▶ [WHAT THIS TASK INVOLVES]:
Transcribe all of the records word for word, but omit the pictures.
'''
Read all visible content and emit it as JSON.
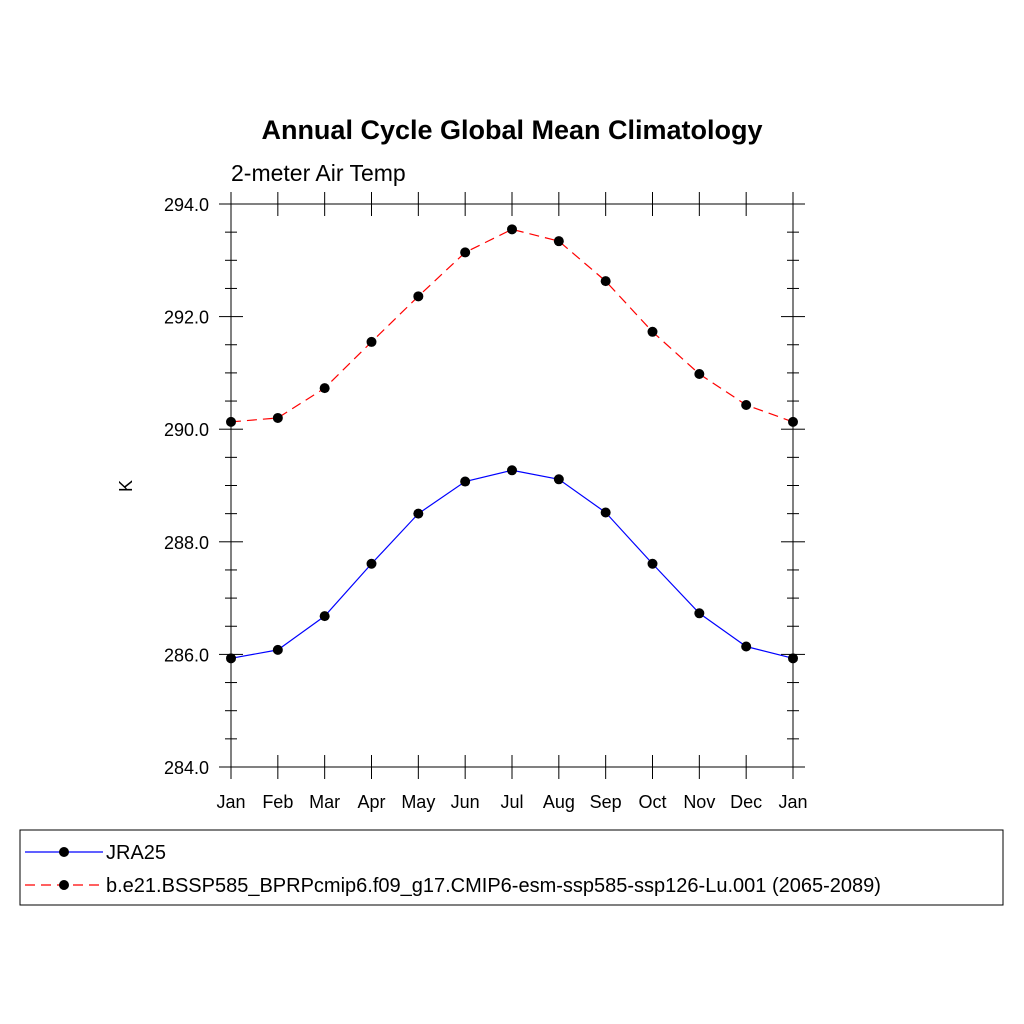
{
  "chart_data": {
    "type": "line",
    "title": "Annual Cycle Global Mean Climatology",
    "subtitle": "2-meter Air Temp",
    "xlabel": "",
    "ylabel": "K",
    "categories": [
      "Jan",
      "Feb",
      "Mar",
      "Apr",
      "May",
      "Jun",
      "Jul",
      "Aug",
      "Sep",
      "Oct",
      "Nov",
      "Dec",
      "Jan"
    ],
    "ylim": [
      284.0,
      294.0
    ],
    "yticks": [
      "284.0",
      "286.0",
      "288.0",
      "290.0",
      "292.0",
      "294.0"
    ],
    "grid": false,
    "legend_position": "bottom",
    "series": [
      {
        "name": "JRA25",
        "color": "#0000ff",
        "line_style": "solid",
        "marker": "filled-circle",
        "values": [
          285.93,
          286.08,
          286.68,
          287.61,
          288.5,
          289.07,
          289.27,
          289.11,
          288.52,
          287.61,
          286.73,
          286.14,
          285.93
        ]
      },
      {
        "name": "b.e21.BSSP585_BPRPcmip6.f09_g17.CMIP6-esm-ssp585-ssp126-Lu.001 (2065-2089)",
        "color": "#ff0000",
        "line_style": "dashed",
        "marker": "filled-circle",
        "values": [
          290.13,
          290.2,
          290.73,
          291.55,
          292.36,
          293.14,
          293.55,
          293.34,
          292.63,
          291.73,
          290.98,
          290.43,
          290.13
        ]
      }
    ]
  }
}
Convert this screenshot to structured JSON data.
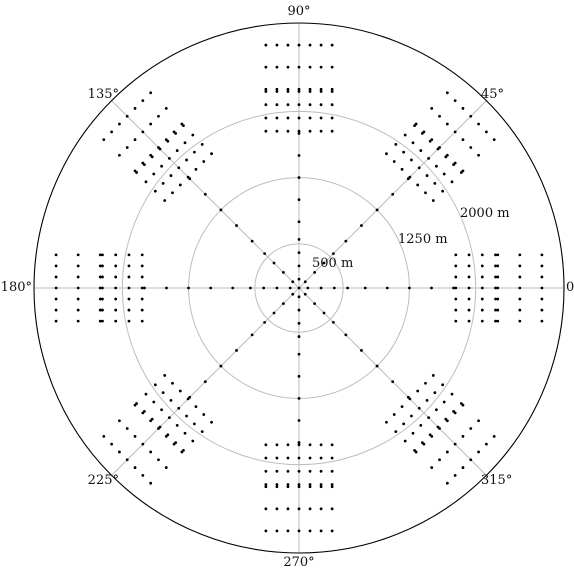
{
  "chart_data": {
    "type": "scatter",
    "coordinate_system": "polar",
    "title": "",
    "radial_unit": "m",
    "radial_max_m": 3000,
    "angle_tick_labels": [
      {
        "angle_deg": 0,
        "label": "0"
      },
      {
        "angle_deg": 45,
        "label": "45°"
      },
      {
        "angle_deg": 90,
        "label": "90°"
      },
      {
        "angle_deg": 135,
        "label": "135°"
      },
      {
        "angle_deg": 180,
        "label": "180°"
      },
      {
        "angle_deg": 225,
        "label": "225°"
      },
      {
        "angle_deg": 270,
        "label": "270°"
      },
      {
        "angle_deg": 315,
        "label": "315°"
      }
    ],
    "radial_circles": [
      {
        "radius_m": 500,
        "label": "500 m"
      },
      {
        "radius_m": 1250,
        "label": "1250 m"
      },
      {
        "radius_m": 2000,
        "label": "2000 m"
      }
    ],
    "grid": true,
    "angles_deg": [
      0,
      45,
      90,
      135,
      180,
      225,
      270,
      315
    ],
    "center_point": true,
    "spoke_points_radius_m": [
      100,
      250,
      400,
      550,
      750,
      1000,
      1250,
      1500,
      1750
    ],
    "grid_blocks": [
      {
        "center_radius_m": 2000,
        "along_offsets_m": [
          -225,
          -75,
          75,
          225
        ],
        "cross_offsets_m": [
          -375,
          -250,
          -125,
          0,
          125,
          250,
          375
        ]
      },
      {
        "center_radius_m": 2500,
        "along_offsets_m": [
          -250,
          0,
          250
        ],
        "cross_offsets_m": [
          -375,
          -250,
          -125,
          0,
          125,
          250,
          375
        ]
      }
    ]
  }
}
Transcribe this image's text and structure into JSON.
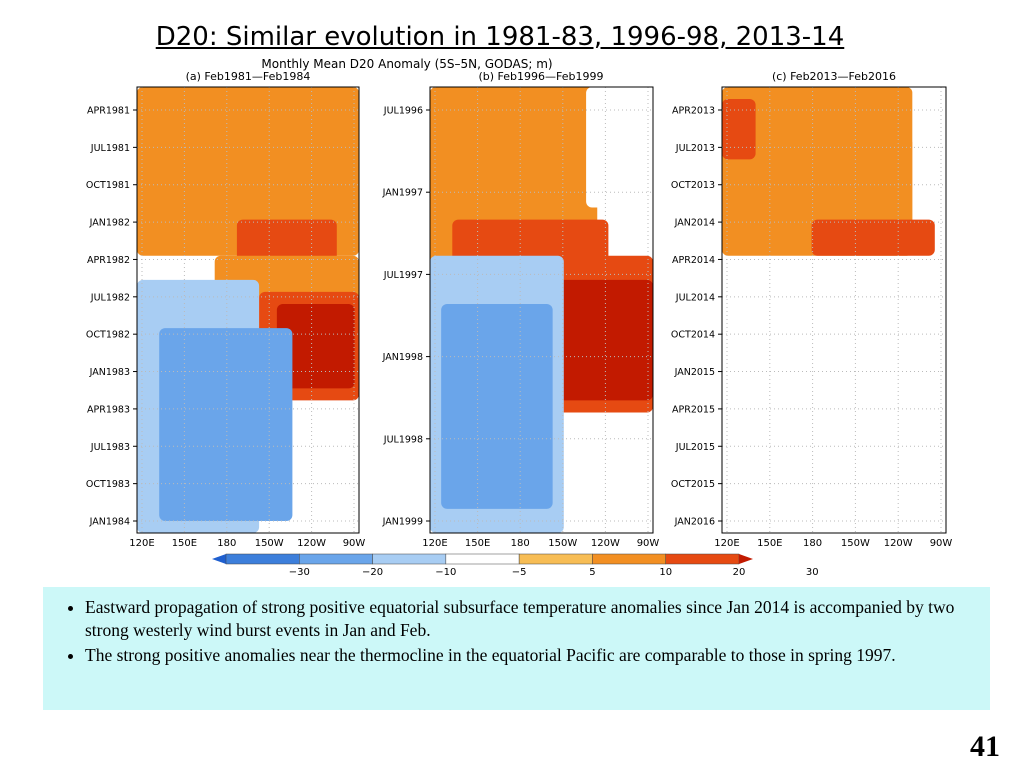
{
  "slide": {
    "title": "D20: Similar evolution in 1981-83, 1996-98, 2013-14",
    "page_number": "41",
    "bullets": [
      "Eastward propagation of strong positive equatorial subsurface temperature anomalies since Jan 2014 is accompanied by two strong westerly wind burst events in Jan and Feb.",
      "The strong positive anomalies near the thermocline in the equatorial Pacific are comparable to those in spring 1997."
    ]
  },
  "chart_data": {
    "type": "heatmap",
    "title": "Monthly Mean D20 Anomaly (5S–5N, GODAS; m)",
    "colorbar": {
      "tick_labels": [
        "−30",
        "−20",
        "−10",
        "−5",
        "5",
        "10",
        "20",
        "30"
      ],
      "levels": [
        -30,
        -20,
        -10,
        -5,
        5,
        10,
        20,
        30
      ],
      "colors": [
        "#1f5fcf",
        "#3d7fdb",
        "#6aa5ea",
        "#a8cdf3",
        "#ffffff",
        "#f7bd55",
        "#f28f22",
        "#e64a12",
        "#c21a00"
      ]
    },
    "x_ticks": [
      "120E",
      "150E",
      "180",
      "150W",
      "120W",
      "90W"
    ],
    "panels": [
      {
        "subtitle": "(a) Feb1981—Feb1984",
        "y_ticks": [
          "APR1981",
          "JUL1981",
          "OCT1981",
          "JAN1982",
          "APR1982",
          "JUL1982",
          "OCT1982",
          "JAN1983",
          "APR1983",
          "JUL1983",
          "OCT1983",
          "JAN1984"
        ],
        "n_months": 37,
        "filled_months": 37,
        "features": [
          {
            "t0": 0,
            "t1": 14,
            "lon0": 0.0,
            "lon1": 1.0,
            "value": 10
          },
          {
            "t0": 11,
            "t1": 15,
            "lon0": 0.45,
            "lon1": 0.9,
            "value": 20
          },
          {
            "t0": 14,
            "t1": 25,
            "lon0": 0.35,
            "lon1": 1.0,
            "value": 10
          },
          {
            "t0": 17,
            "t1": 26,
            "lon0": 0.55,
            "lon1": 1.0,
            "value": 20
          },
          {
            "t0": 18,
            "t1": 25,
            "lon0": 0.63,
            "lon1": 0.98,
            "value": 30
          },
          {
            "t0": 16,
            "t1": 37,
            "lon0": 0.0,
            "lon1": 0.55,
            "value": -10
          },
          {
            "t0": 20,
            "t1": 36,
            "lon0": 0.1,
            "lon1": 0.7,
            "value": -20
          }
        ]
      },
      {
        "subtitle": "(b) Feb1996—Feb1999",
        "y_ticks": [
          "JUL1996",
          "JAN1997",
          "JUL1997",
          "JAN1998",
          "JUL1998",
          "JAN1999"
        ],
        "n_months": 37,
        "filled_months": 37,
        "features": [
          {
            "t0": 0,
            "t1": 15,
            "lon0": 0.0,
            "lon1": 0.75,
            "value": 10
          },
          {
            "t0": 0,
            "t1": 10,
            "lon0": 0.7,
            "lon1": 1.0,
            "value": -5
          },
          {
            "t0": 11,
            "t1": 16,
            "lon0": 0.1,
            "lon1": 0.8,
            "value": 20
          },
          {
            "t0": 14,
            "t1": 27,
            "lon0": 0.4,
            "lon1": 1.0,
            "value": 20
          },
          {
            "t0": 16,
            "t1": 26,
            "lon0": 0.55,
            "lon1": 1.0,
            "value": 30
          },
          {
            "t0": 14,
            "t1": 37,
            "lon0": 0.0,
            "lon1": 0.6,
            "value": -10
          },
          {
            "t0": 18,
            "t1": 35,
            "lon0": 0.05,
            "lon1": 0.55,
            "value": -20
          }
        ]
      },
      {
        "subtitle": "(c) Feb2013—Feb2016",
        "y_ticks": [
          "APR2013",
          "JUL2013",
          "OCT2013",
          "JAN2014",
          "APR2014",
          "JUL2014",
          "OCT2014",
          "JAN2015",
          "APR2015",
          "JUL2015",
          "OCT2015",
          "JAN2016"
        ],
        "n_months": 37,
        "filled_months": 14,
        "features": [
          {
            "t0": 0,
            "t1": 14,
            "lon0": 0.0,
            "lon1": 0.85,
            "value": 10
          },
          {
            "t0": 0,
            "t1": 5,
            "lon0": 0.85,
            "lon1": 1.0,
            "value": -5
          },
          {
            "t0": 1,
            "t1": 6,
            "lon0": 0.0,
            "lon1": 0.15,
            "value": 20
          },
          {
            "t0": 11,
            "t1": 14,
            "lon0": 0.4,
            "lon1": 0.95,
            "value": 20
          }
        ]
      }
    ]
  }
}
'''
▶ [ANSWER TO THE TASK]:
Read all visible content and emit it as JSON.
{
  "chart_data": {
    "type": "line",
    "title": "Annual Cycle Global Mean Climatology",
    "subtitle": "2-meter Air Temp",
    "xlabel": "",
    "ylabel": "K",
    "categories": [
      "Jan",
      "Feb",
      "Mar",
      "Apr",
      "May",
      "Jun",
      "Jul",
      "Aug",
      "Sep",
      "Oct",
      "Nov",
      "Dec",
      "Jan"
    ],
    "ylim": [
      284.0,
      294.0
    ],
    "yticks": [
      "284.0",
      "286.0",
      "288.0",
      "290.0",
      "292.0",
      "294.0"
    ],
    "grid": false,
    "legend_position": "bottom",
    "series": [
      {
        "name": "JRA25",
        "color": "#0000ff",
        "line_style": "solid",
        "marker": "filled-circle",
        "values": [
          285.93,
          286.08,
          286.68,
          287.61,
          288.5,
          289.07,
          289.27,
          289.11,
          288.52,
          287.61,
          286.73,
          286.14,
          285.93
        ]
      },
      {
        "name": "b.e21.BSSP585_BPRPcmip6.f09_g17.CMIP6-esm-ssp585-ssp126-Lu.001 (2065-2089)",
        "color": "#ff0000",
        "line_style": "dashed",
        "marker": "filled-circle",
        "values": [
          290.13,
          290.2,
          290.73,
          291.55,
          292.36,
          293.14,
          293.55,
          293.34,
          292.63,
          291.73,
          290.98,
          290.43,
          290.13
        ]
      }
    ]
  }
}
Convert this screenshot to structured JSON data.
{
  "chart_data": {
    "type": "scatter",
    "coordinate_system": "polar",
    "title": "",
    "radial_unit": "m",
    "radial_max_m": 3000,
    "angle_tick_labels": [
      {
        "angle_deg": 0,
        "label": "0"
      },
      {
        "angle_deg": 45,
        "label": "45°"
      },
      {
        "angle_deg": 90,
        "label": "90°"
      },
      {
        "angle_deg": 135,
        "label": "135°"
      },
      {
        "angle_deg": 180,
        "label": "180°"
      },
      {
        "angle_deg": 225,
        "label": "225°"
      },
      {
        "angle_deg": 270,
        "label": "270°"
      },
      {
        "angle_deg": 315,
        "label": "315°"
      }
    ],
    "radial_circles": [
      {
        "radius_m": 500,
        "label": "500 m"
      },
      {
        "radius_m": 1250,
        "label": "1250 m"
      },
      {
        "radius_m": 2000,
        "label": "2000 m"
      }
    ],
    "grid": true,
    "angles_deg": [
      0,
      45,
      90,
      135,
      180,
      225,
      270,
      315
    ],
    "center_point": true,
    "spoke_points_radius_m": [
      100,
      250,
      400,
      550,
      750,
      1000,
      1250,
      1500,
      1750
    ],
    "grid_blocks": [
      {
        "center_radius_m": 2000,
        "along_offsets_m": [
          -225,
          -75,
          75,
          225
        ],
        "cross_offsets_m": [
          -375,
          -250,
          -125,
          0,
          125,
          250,
          375
        ]
      },
      {
        "center_radius_m": 2500,
        "along_offsets_m": [
          -250,
          0,
          250
        ],
        "cross_offsets_m": [
          -375,
          -250,
          -125,
          0,
          125,
          250,
          375
        ]
      }
    ]
  }
}
Transcribe this image's text and structure into JSON.
{
  "slide": {
    "title": "D20: Similar evolution in 1981-83, 1996-98, 2013-14",
    "page_number": "41",
    "bullets": [
      "Eastward propagation of strong positive equatorial subsurface temperature anomalies since Jan 2014 is accompanied by two strong westerly wind burst events in Jan and Feb.",
      "The strong positive anomalies near the thermocline in the equatorial Pacific are comparable to those in spring 1997."
    ]
  },
  "chart_data": {
    "type": "heatmap",
    "title": "Monthly Mean D20 Anomaly (5S–5N, GODAS; m)",
    "colorbar": {
      "tick_labels": [
        "−30",
        "−20",
        "−10",
        "−5",
        "5",
        "10",
        "20",
        "30"
      ],
      "levels": [
        -30,
        -20,
        -10,
        -5,
        5,
        10,
        20,
        30
      ],
      "colors": [
        "#1f5fcf",
        "#3d7fdb",
        "#6aa5ea",
        "#a8cdf3",
        "#ffffff",
        "#f7bd55",
        "#f28f22",
        "#e64a12",
        "#c21a00"
      ]
    },
    "x_ticks": [
      "120E",
      "150E",
      "180",
      "150W",
      "120W",
      "90W"
    ],
    "panels": [
      {
        "subtitle": "(a) Feb1981—Feb1984",
        "y_ticks": [
          "APR1981",
          "JUL1981",
          "OCT1981",
          "JAN1982",
          "APR1982",
          "JUL1982",
          "OCT1982",
          "JAN1983",
          "APR1983",
          "JUL1983",
          "OCT1983",
          "JAN1984"
        ],
        "n_months": 37,
        "filled_months": 37,
        "features": [
          {
            "t0": 0,
            "t1": 14,
            "lon0": 0.0,
            "lon1": 1.0,
            "value": 10
          },
          {
            "t0": 11,
            "t1": 15,
            "lon0": 0.45,
            "lon1": 0.9,
            "value": 20
          },
          {
            "t0": 14,
            "t1": 25,
            "lon0": 0.35,
            "lon1": 1.0,
            "value": 10
          },
          {
            "t0": 17,
            "t1": 26,
            "lon0": 0.55,
            "lon1": 1.0,
            "value": 20
          },
          {
            "t0": 18,
            "t1": 25,
            "lon0": 0.63,
            "lon1": 0.98,
            "value": 30
          },
          {
            "t0": 16,
            "t1": 37,
            "lon0": 0.0,
            "lon1": 0.55,
            "value": -10
          },
          {
            "t0": 20,
            "t1": 36,
            "lon0": 0.1,
            "lon1": 0.7,
            "value": -20
          }
        ]
      },
      {
        "subtitle": "(b) Feb1996—Feb1999",
        "y_ticks": [
          "JUL1996",
          "JAN1997",
          "JUL1997",
          "JAN1998",
          "JUL1998",
          "JAN1999"
        ],
        "n_months": 37,
        "filled_months": 37,
        "features": [
          {
            "t0": 0,
            "t1": 15,
            "lon0": 0.0,
            "lon1": 0.75,
            "value": 10
          },
          {
            "t0": 0,
            "t1": 10,
            "lon0": 0.7,
            "lon1": 1.0,
            "value": -5
          },
          {
            "t0": 11,
            "t1": 16,
            "lon0": 0.1,
            "lon1": 0.8,
            "value": 20
          },
          {
            "t0": 14,
            "t1": 27,
            "lon0": 0.4,
            "lon1": 1.0,
            "value": 20
          },
          {
            "t0": 16,
            "t1": 26,
            "lon0": 0.55,
            "lon1": 1.0,
            "value": 30
          },
          {
            "t0": 14,
            "t1": 37,
            "lon0": 0.0,
            "lon1": 0.6,
            "value": -10
          },
          {
            "t0": 18,
            "t1": 35,
            "lon0": 0.05,
            "lon1": 0.55,
            "value": -20
          }
        ]
      },
      {
        "subtitle": "(c) Feb2013—Feb2016",
        "y_ticks": [
          "APR2013",
          "JUL2013",
          "OCT2013",
          "JAN2014",
          "APR2014",
          "JUL2014",
          "OCT2014",
          "JAN2015",
          "APR2015",
          "JUL2015",
          "OCT2015",
          "JAN2016"
        ],
        "n_months": 37,
        "filled_months": 14,
        "features": [
          {
            "t0": 0,
            "t1": 14,
            "lon0": 0.0,
            "lon1": 0.85,
            "value": 10
          },
          {
            "t0": 0,
            "t1": 5,
            "lon0": 0.85,
            "lon1": 1.0,
            "value": -5
          },
          {
            "t0": 1,
            "t1": 6,
            "lon0": 0.0,
            "lon1": 0.15,
            "value": 20
          },
          {
            "t0": 11,
            "t1": 14,
            "lon0": 0.4,
            "lon1": 0.95,
            "value": 20
          }
        ]
      }
    ]
  }
}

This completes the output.